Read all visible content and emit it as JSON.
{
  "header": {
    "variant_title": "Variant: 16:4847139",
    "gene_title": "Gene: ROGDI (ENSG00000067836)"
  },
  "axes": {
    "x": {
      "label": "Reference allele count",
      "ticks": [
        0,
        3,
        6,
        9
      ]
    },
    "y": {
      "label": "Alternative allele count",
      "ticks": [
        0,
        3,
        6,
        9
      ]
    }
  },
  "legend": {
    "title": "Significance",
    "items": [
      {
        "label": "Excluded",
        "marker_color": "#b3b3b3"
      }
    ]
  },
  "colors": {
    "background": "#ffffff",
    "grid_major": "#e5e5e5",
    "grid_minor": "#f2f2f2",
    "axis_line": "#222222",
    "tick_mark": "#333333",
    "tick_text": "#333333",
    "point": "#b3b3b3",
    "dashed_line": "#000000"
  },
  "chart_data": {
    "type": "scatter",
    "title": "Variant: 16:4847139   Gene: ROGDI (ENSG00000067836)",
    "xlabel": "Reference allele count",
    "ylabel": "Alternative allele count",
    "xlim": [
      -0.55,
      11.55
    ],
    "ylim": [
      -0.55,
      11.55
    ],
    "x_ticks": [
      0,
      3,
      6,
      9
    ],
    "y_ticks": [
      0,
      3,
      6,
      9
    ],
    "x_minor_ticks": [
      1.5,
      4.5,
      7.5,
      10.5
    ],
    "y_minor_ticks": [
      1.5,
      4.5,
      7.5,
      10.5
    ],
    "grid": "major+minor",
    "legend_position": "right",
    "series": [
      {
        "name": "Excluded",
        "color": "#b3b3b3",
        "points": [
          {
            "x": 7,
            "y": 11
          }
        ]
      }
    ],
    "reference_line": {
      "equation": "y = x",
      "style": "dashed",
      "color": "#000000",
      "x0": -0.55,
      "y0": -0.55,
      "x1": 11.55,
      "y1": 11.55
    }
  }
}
◇ ◇ ◇ ◇
▶ _Short task_
Give all the records again. Match them exactly.

▶ _Solved problem_
Read all visible content and emit it as JSON.
{
  "header": {
    "variant_title": "Variant: 16:4847139",
    "gene_title": "Gene: ROGDI (ENSG00000067836)"
  },
  "axes": {
    "x": {
      "label": "Reference allele count",
      "ticks": [
        0,
        3,
        6,
        9
      ]
    },
    "y": {
      "label": "Alternative allele count",
      "ticks": [
        0,
        3,
        6,
        9
      ]
    }
  },
  "legend": {
    "title": "Significance",
    "items": [
      {
        "label": "Excluded",
        "marker_color": "#b3b3b3"
      }
    ]
  },
  "colors": {
    "background": "#ffffff",
    "grid_major": "#e5e5e5",
    "grid_minor": "#f2f2f2",
    "axis_line": "#222222",
    "tick_mark": "#333333",
    "tick_text": "#333333",
    "point": "#b3b3b3",
    "dashed_line": "#000000"
  },
  "chart_data": {
    "type": "scatter",
    "title": "Variant: 16:4847139   Gene: ROGDI (ENSG00000067836)",
    "xlabel": "Reference allele count",
    "ylabel": "Alternative allele count",
    "xlim": [
      -0.55,
      11.55
    ],
    "ylim": [
      -0.55,
      11.55
    ],
    "x_ticks": [
      0,
      3,
      6,
      9
    ],
    "y_ticks": [
      0,
      3,
      6,
      9
    ],
    "x_minor_ticks": [
      1.5,
      4.5,
      7.5,
      10.5
    ],
    "y_minor_ticks": [
      1.5,
      4.5,
      7.5,
      10.5
    ],
    "grid": "major+minor",
    "legend_position": "right",
    "series": [
      {
        "name": "Excluded",
        "color": "#b3b3b3",
        "points": [
          {
            "x": 7,
            "y": 11
          }
        ]
      }
    ],
    "reference_line": {
      "equation": "y = x",
      "style": "dashed",
      "color": "#000000",
      "x0": -0.55,
      "y0": -0.55,
      "x1": 11.55,
      "y1": 11.55
    }
  }
}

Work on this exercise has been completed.